§ Written problem:
Go through the listing below and list every line with "Status".

Data excerpts
%%

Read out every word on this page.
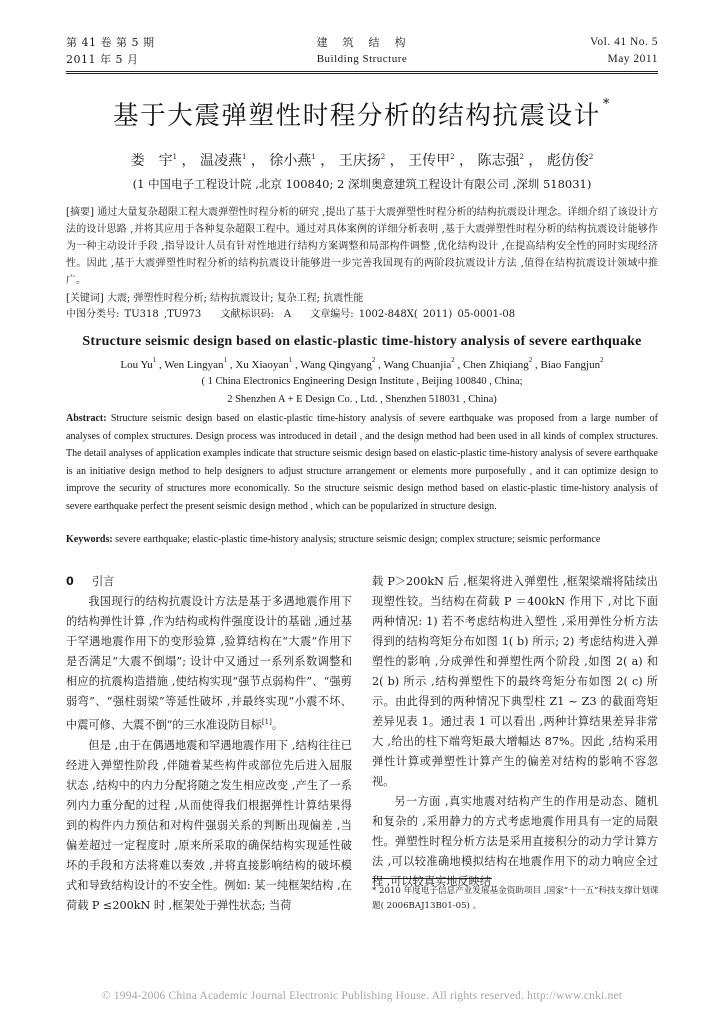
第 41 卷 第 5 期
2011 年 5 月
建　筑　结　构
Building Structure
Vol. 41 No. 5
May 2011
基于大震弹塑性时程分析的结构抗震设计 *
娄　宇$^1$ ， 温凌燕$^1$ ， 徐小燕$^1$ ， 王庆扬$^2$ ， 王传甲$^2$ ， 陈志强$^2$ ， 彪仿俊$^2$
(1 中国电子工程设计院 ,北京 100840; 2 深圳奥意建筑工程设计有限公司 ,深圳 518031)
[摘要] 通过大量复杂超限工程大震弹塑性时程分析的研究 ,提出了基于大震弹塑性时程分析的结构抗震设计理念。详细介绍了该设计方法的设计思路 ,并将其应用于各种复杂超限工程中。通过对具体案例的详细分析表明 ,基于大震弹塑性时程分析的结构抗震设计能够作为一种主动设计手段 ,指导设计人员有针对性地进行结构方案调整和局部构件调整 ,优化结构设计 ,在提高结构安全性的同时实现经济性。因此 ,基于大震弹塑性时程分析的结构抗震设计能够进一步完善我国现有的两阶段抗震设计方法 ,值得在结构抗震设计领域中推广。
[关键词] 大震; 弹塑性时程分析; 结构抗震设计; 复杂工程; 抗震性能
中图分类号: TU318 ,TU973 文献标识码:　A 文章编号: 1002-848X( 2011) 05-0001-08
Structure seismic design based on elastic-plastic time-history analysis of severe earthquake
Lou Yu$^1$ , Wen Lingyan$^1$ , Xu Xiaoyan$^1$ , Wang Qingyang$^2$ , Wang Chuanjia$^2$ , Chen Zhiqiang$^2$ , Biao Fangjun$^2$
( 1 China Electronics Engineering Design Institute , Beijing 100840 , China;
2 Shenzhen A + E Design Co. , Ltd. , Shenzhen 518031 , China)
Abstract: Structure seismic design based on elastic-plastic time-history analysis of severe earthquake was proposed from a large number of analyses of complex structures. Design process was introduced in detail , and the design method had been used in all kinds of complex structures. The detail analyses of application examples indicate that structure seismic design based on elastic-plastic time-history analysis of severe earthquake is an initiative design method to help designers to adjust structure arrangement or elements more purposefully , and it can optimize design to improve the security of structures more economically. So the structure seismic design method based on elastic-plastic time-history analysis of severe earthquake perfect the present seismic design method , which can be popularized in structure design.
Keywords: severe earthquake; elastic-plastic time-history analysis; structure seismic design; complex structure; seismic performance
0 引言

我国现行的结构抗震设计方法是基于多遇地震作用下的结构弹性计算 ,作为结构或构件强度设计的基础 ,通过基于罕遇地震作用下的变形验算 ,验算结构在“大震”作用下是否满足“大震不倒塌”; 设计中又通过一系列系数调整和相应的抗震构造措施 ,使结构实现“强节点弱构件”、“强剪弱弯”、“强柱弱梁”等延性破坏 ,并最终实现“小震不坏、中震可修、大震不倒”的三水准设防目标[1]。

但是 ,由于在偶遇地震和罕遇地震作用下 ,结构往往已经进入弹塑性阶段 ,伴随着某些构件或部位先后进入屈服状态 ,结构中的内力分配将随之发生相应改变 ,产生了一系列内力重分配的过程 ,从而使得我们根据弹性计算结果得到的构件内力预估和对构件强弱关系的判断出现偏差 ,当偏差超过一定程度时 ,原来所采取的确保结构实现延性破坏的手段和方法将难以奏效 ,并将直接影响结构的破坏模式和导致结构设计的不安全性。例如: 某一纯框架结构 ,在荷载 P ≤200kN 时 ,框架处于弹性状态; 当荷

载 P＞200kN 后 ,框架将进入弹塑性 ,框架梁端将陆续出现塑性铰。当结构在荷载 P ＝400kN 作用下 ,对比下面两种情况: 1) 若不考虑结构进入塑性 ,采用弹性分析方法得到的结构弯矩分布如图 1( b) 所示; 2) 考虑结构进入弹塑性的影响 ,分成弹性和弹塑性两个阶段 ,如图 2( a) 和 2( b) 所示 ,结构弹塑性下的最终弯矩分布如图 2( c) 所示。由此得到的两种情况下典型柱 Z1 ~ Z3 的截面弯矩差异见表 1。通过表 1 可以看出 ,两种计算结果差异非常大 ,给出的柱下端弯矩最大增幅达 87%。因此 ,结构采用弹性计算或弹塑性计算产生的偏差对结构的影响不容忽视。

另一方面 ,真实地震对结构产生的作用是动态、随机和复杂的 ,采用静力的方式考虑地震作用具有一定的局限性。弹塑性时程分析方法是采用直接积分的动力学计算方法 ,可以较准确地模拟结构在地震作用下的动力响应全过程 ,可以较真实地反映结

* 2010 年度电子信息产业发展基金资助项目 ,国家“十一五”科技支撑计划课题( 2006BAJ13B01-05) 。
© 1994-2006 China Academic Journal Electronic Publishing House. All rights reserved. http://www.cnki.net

%%
%%

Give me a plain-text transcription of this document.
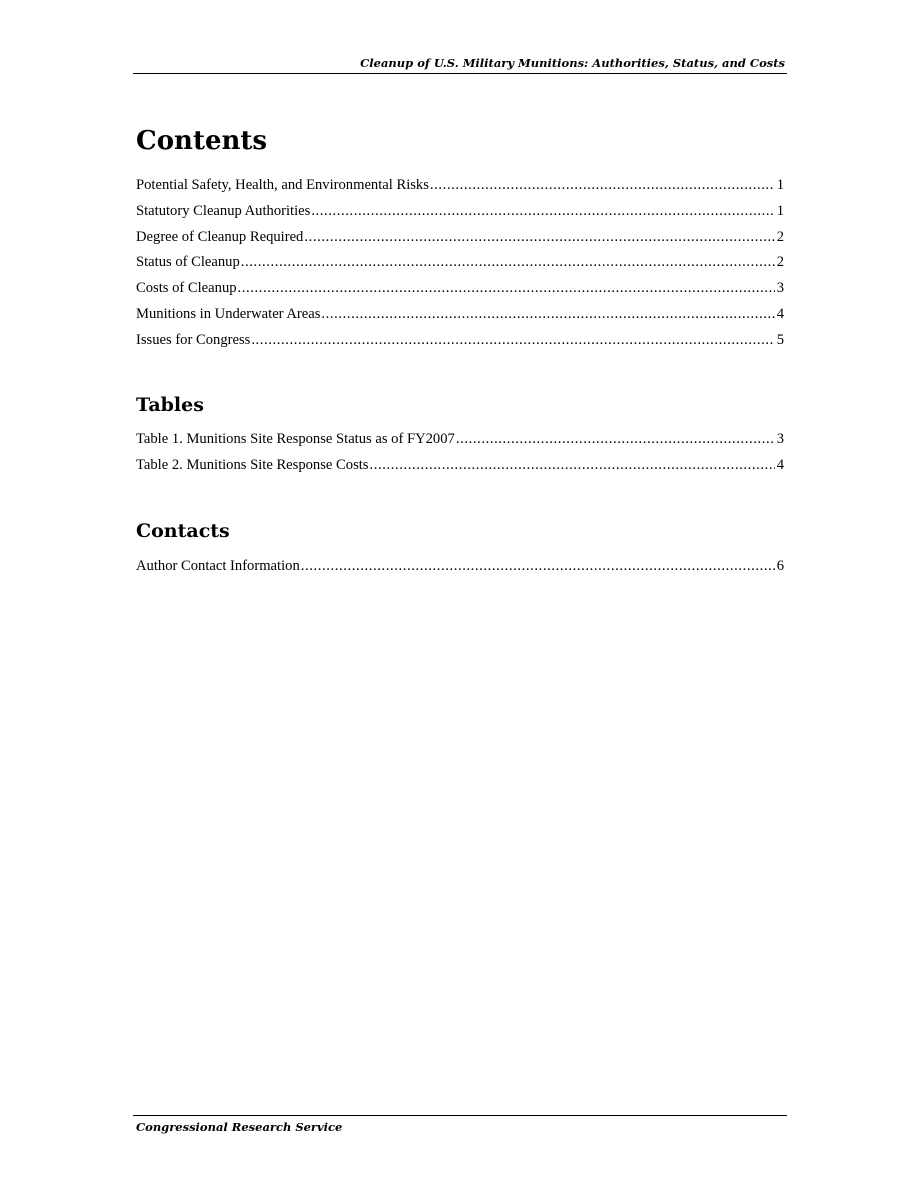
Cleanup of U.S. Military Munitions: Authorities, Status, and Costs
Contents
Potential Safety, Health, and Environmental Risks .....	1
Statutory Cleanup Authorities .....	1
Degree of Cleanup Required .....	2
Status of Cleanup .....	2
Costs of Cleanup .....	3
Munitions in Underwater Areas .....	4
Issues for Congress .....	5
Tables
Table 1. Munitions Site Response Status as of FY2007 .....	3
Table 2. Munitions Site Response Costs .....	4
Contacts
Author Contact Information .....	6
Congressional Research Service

%%

§ Task solution:
Cleanup of U.S. Military Munitions: Authorities, Status, and Costs
Status of Cleanup .....	2
Table 1. Munitions Site Response Status as of FY2007 .....	3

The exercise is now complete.